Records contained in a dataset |
>>>>

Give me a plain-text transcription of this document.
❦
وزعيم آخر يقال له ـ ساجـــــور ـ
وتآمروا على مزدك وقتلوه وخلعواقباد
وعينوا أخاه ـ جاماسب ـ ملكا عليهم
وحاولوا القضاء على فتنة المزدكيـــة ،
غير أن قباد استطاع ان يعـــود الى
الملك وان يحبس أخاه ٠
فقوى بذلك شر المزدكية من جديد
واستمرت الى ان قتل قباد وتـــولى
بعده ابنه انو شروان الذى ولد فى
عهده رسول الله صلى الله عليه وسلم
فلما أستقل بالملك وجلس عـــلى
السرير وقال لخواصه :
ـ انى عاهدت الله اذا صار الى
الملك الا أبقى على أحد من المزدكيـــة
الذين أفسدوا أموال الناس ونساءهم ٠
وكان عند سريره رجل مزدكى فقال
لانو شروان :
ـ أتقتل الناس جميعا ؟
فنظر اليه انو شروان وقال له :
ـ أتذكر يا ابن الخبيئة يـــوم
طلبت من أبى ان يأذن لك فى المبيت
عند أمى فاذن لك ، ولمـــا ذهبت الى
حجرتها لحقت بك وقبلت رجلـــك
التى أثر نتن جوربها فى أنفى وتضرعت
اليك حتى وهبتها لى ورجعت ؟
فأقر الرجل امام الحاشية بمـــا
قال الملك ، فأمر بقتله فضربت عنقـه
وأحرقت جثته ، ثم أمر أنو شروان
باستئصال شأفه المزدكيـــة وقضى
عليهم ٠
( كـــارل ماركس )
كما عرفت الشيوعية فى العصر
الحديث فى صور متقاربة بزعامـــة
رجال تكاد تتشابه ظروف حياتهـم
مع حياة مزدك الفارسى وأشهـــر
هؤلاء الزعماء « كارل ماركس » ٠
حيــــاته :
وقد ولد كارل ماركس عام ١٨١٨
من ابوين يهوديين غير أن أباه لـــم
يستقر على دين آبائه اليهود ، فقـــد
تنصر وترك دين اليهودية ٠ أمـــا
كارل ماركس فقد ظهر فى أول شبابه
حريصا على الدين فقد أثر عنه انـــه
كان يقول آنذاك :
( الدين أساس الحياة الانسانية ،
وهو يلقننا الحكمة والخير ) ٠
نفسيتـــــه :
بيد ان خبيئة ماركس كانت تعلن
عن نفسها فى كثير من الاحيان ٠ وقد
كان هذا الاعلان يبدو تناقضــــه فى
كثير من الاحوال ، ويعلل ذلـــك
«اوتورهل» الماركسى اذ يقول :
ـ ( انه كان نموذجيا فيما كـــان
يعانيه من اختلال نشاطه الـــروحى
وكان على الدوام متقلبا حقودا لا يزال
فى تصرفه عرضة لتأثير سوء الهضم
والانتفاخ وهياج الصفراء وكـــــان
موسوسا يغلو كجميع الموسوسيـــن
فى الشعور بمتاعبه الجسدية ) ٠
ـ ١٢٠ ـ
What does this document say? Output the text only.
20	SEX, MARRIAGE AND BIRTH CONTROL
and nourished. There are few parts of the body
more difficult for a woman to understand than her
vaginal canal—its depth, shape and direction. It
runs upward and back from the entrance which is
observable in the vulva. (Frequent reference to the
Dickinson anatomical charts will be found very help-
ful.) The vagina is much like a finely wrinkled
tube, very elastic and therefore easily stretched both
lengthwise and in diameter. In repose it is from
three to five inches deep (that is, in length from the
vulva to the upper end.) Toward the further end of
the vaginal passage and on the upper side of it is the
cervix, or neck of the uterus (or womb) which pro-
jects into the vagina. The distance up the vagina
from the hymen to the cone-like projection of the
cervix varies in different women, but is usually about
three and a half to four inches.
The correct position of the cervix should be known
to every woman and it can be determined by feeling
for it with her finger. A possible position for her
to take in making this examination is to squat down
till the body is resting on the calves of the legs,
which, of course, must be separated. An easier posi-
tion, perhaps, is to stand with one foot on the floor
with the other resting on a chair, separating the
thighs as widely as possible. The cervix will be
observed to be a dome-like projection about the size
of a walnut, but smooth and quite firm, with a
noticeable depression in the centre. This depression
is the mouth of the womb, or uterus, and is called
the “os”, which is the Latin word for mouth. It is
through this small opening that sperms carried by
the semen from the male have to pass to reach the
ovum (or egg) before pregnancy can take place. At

<<<<

WRITTEN TASK | Give the number of lines in the records above that contain the word "الدين". Reply with that number alone.

EXERCISE RESPONSE | 2